--- BEGIN ---
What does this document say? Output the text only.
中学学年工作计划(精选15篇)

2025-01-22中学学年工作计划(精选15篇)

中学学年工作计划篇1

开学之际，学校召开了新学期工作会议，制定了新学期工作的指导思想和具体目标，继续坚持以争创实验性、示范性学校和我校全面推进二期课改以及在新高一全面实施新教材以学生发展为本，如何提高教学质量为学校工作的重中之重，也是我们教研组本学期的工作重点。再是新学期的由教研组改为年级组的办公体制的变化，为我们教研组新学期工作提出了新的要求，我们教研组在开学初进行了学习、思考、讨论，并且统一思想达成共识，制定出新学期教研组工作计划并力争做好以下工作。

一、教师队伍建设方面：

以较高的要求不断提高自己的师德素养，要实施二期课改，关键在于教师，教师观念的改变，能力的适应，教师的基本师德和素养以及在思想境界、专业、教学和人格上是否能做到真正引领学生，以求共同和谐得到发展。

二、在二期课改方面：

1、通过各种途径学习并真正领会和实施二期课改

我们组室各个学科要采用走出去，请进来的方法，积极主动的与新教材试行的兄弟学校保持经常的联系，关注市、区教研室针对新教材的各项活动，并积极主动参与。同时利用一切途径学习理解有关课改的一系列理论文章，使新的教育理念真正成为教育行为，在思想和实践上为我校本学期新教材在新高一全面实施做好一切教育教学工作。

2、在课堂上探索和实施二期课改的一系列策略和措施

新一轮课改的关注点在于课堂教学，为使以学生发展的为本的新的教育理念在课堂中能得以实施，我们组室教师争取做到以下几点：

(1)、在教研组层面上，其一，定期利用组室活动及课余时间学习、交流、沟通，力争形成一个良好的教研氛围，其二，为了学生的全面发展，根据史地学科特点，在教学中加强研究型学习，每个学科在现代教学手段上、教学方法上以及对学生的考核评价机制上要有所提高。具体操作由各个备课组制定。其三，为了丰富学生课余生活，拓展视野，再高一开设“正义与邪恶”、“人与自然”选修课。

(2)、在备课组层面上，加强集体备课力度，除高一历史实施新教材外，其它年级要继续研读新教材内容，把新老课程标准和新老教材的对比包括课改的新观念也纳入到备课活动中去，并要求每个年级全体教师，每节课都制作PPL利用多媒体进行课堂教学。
--- END ---
Description of the task:
Copy the data above exactly. Every line must be included.

Result below:
What does this document say? Output the text only.
中学学年工作计划(精选15篇)

2025-01-22中学学年工作计划(精选15篇)

中学学年工作计划篇1

开学之际，学校召开了新学期工作会议，制定了新学期工作的指导思想和具体目标，继续坚持以争创实验性、示范性学校和我校全面推进二期课改以及在新高一全面实施新教材以学生发展为本，如何提高教学质量为学校工作的重中之重，也是我们教研组本学期的工作重点。再是新学期的由教研组改为年级组的办公体制的变化，为我们教研组新学期工作提出了新的要求，我们教研组在开学初进行了学习、思考、讨论，并且统一思想达成共识，制定出新学期教研组工作计划并力争做好以下工作。

一、教师队伍建设方面：

以较高的要求不断提高自己的师德素养，要实施二期课改，关键在于教师，教师观念的改变，能力的适应，教师的基本师德和素养以及在思想境界、专业、教学和人格上是否能做到真正引领学生，以求共同和谐得到发展。

二、在二期课改方面：

1、通过各种途径学习并真正领会和实施二期课改

我们组室各个学科要采用走出去，请进来的方法，积极主动的与新教材试行的兄弟学校保持经常的联系，关注市、区教研室针对新教材的各项活动，并积极主动参与。同时利用一切途径学习理解有关课改的一系列理论文章，使新的教育理念真正成为教育行为，在思想和实践上为我校本学期新教材在新高一全面实施做好一切教育教学工作。

2、在课堂上探索和实施二期课改的一系列策略和措施

新一轮课改的关注点在于课堂教学，为使以学生发展的为本的新的教育理念在课堂中能得以实施，我们组室教师争取做到以下几点：

(1)、在教研组层面上，其一，定期利用组室活动及课余时间学习、交流、沟通，力争形成一个良好的教研氛围，其二，为了学生的全面发展，根据史地学科特点，在教学中加强研究型学习，每个学科在现代教学手段上、教学方法上以及对学生的考核评价机制上要有所提高。具体操作由各个备课组制定。其三，为了丰富学生课余生活，拓展视野，再高一开设“正义与邪恶”、“人与自然”选修课。

(2)、在备课组层面上，加强集体备课力度，除高一历史实施新教材外，其它年级要继续研读新教材内容，把新老课程标准和新老教材的对比包括课改的新观念也纳入到备课活动中去，并要求每个年级全体教师，每节课都制作PPL利用多媒体进行课堂教学。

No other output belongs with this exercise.